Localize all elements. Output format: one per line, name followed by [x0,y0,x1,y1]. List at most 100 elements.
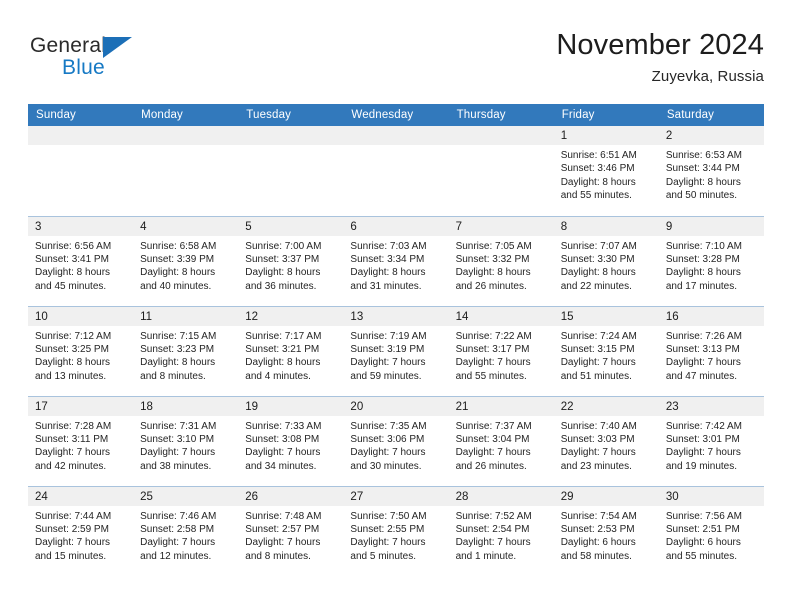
daylight-duration-line2: and 42 minutes. [35,460,107,472]
daylight-duration-line1: Daylight: 8 hours [140,267,216,279]
daylight-duration-line2: and 30 minutes. [350,460,422,472]
day-details: Sunrise: 7:40 AM Sunset: 3:03 PM Daylight:… [554,416,659,474]
calendar-day-cell[interactable]: 21 Sunrise: 7:37 AM Sunset: 3:04 PM Dayligh… [448,395,554,486]
day-number: 24 [28,486,134,506]
calendar-day-cell[interactable]: 18 Sunrise: 7:31 AM Sunset: 3:10 PM Dayligh… [133,395,239,486]
daylight-duration-line2: and 55 minutes. [665,550,738,562]
day-number: 23 [658,396,764,416]
day-number: 5 [238,216,344,236]
calendar-day-cell[interactable]: 15 Sunrise: 7:24 AM Sunset: 3:15 PM Dayligh… [553,305,659,396]
sunset-time: Sunset: 3:30 PM [560,253,635,265]
weekday-header-thursday: Thursday [448,104,554,126]
calendar-day-cell[interactable]: 3 Sunrise: 6:56 AM Sunset: 3:41 PM Daylight… [28,215,134,306]
calendar-day-cell[interactable]: 17 Sunrise: 7:28 AM Sunset: 3:11 PM Dayligh… [28,395,134,486]
calendar-day-cell[interactable]: 1 Sunrise: 6:51 AM Sunset: 3:46 PM Daylight… [553,126,659,216]
calendar-day-cell[interactable]: 9 Sunrise: 7:10 AM Sunset: 3:28 PM Daylight… [658,215,764,306]
daylight-duration-line1: Daylight: 8 hours [560,267,636,279]
calendar-day-cell[interactable]: 28 Sunrise: 7:52 AM Sunset: 2:54 PM Dayligh… [448,485,554,576]
calendar-day-cell[interactable]: 25 Sunrise: 7:46 AM Sunset: 2:58 PM Dayligh… [133,485,239,576]
calendar-day-cell[interactable]: 8 Sunrise: 7:07 AM Sunset: 3:30 PM Daylight… [553,215,659,306]
sunrise-time: Sunrise: 7:15 AM [140,330,217,342]
sunrise-time: Sunrise: 7:12 AM [35,330,112,342]
calendar-day-cell[interactable]: 4 Sunrise: 6:58 AM Sunset: 3:39 PM Daylight… [133,215,239,306]
day-number: 10 [28,306,134,326]
calendar-day-cell[interactable]: 27 Sunrise: 7:50 AM Sunset: 2:55 PM Dayligh… [343,485,449,576]
sunset-time: Sunset: 3:23 PM [140,343,215,355]
brand-name-general: General [30,34,107,57]
daylight-duration-line1: Daylight: 8 hours [245,357,321,369]
day-number: 28 [448,486,554,506]
day-details: Sunrise: 7:17 AM Sunset: 3:21 PM Daylight:… [238,326,343,384]
daylight-duration-line2: and 47 minutes. [665,370,738,382]
calendar-day-cell[interactable]: 30 Sunrise: 7:56 AM Sunset: 2:51 PM Dayligh… [658,485,764,576]
daylight-duration-line2: and 58 minutes. [560,550,632,562]
calendar-day-cell [238,126,344,216]
daylight-duration-line1: Daylight: 8 hours [35,267,111,279]
sunrise-time: Sunrise: 7:46 AM [140,510,217,522]
daylight-duration-line2: and 26 minutes. [455,280,527,292]
calendar-day-cell[interactable]: 5 Sunrise: 7:00 AM Sunset: 3:37 PM Daylight… [238,215,344,306]
day-number: 22 [553,396,659,416]
sunrise-time: Sunrise: 7:33 AM [245,420,322,432]
sunset-time: Sunset: 3:08 PM [245,433,320,445]
calendar-day-cell[interactable]: 12 Sunrise: 7:17 AM Sunset: 3:21 PM Dayligh… [238,305,344,396]
day-details: Sunrise: 7:28 AM Sunset: 3:11 PM Daylight:… [28,416,133,474]
sunrise-time: Sunrise: 7:50 AM [350,510,427,522]
calendar-week-row: 17 Sunrise: 7:28 AM Sunset: 3:11 PM Dayligh… [28,395,764,486]
daylight-duration-line1: Daylight: 8 hours [245,267,321,279]
daylight-duration-line2: and 59 minutes. [350,370,422,382]
sunset-time: Sunset: 3:46 PM [560,163,635,175]
sunrise-time: Sunrise: 7:05 AM [455,240,532,252]
calendar-day-cell[interactable]: 6 Sunrise: 7:03 AM Sunset: 3:34 PM Daylight… [343,215,449,306]
page-subtitle: Zuyevka, Russia [651,68,764,85]
calendar-day-cell[interactable]: 13 Sunrise: 7:19 AM Sunset: 3:19 PM Dayligh… [343,305,449,396]
calendar-day-cell[interactable]: 2 Sunrise: 6:53 AM Sunset: 3:44 PM Daylight… [658,126,764,216]
sunrise-time: Sunrise: 7:31 AM [140,420,217,432]
calendar-day-cell[interactable]: 10 Sunrise: 7:12 AM Sunset: 3:25 PM Dayligh… [28,305,134,396]
calendar-day-cell [28,126,134,216]
daylight-duration-line2: and 8 minutes. [245,550,311,562]
calendar-day-cell[interactable]: 29 Sunrise: 7:54 AM Sunset: 2:53 PM Dayligh… [553,485,659,576]
calendar-day-cell[interactable]: 20 Sunrise: 7:35 AM Sunset: 3:06 PM Dayligh… [343,395,449,486]
calendar-day-cell[interactable]: 26 Sunrise: 7:48 AM Sunset: 2:57 PM Dayligh… [238,485,344,576]
calendar-grid: Sunday Monday Tuesday Wednesday Thursday… [28,104,764,576]
sunrise-time: Sunrise: 7:26 AM [665,330,742,342]
daylight-duration-line1: Daylight: 7 hours [35,447,111,459]
day-details: Sunrise: 7:52 AM Sunset: 2:54 PM Daylight:… [449,506,554,564]
calendar-day-cell[interactable]: 14 Sunrise: 7:22 AM Sunset: 3:17 PM Dayligh… [448,305,554,396]
calendar-day-cell[interactable]: 22 Sunrise: 7:40 AM Sunset: 3:03 PM Dayligh… [553,395,659,486]
calendar-day-cell[interactable]: 19 Sunrise: 7:33 AM Sunset: 3:08 PM Dayligh… [238,395,344,486]
day-number [133,126,239,145]
sunrise-time: Sunrise: 7:52 AM [455,510,532,522]
day-number: 2 [658,126,764,145]
daylight-duration-line1: Daylight: 7 hours [455,447,531,459]
sunrise-time: Sunrise: 7:28 AM [35,420,112,432]
sunset-time: Sunset: 3:28 PM [665,253,740,265]
daylight-duration-line1: Daylight: 7 hours [350,357,426,369]
sunrise-time: Sunrise: 7:37 AM [455,420,532,432]
title-block: November 2024 Zuyevka, Russia [556,26,764,88]
day-details: Sunrise: 6:58 AM Sunset: 3:39 PM Daylight:… [133,236,238,294]
day-number: 4 [133,216,239,236]
daylight-duration-line1: Daylight: 7 hours [245,537,321,549]
brand-logo[interactable]: General Blue [28,34,258,90]
calendar-day-cell[interactable]: 7 Sunrise: 7:05 AM Sunset: 3:32 PM Daylight… [448,215,554,306]
calendar-week-row: 3 Sunrise: 6:56 AM Sunset: 3:41 PM Daylight… [28,215,764,306]
day-number: 1 [553,126,659,145]
day-details: Sunrise: 7:42 AM Sunset: 3:01 PM Daylight:… [659,416,764,474]
sunset-time: Sunset: 2:59 PM [35,523,109,535]
daylight-duration-line2: and 4 minutes. [245,370,311,382]
daylight-duration-line1: Daylight: 7 hours [350,447,426,459]
sunset-time: Sunset: 2:54 PM [455,523,530,535]
calendar-day-cell[interactable]: 16 Sunrise: 7:26 AM Sunset: 3:13 PM Dayligh… [658,305,764,396]
daylight-duration-line1: Daylight: 8 hours [350,267,426,279]
sunset-time: Sunset: 3:34 PM [350,253,425,265]
daylight-duration-line2: and 17 minutes. [665,280,738,292]
day-details: Sunrise: 7:12 AM Sunset: 3:25 PM Daylight:… [28,326,133,384]
calendar-day-cell[interactable]: 23 Sunrise: 7:42 AM Sunset: 3:01 PM Dayligh… [658,395,764,486]
sunrise-time: Sunrise: 7:48 AM [245,510,322,522]
calendar-day-cell[interactable]: 11 Sunrise: 7:15 AM Sunset: 3:23 PM Dayligh… [133,305,239,396]
daylight-duration-line2: and 22 minutes. [560,280,632,292]
daylight-duration-line1: Daylight: 7 hours [665,447,741,459]
calendar-day-cell[interactable]: 24 Sunrise: 7:44 AM Sunset: 2:59 PM Dayligh… [28,485,134,576]
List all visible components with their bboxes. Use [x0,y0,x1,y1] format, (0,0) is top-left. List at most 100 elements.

**Written instruction:** Reproduce word for word the lines of the records from the line containing "daylight-duration-line2: and 42" through the line containing "calendar-day-cell[interactable]: 28 Sunrise: 7:52", including both of those lines.

**Output of the exercise:**
daylight-duration-line2: and 42 minutes. [35,460,107,472]
daylight-duration-line1: Daylight: 8 hours [140,267,216,279]
daylight-duration-line2: and 30 minutes. [350,460,422,472]
day-details: Sunrise: 7:40 AM Sunset: 3:03 PM Daylight:… [554,416,659,474]
calendar-day-cell[interactable]: 21 Sunrise: 7:37 AM Sunset: 3:04 PM Dayligh… [448,395,554,486]
day-number: 24 [28,486,134,506]
calendar-day-cell[interactable]: 18 Sunrise: 7:31 AM Sunset: 3:10 PM Dayligh… [133,395,239,486]
daylight-duration-line2: and 55 minutes. [665,550,738,562]
day-number: 23 [658,396,764,416]
day-number: 5 [238,216,344,236]
calendar-day-cell[interactable]: 15 Sunrise: 7:24 AM Sunset: 3:15 PM Dayligh… [553,305,659,396]
sunset-time: Sunset: 3:30 PM [560,253,635,265]
weekday-header-thursday: Thursday [448,104,554,126]
calendar-day-cell[interactable]: 3 Sunrise: 6:56 AM Sunset: 3:41 PM Daylight… [28,215,134,306]
calendar-day-cell[interactable]: 17 Sunrise: 7:28 AM Sunset: 3:11 PM Dayligh… [28,395,134,486]
calendar-day-cell[interactable]: 1 Sunrise: 6:51 AM Sunset: 3:46 PM Daylight… [553,126,659,216]
calendar-day-cell[interactable]: 9 Sunrise: 7:10 AM Sunset: 3:28 PM Daylight… [658,215,764,306]
daylight-duration-line1: Daylight: 8 hours [560,267,636,279]
calendar-day-cell[interactable]: 28 Sunrise: 7:52 AM Sunset: 2:54 PM Dayligh… [448,485,554,576]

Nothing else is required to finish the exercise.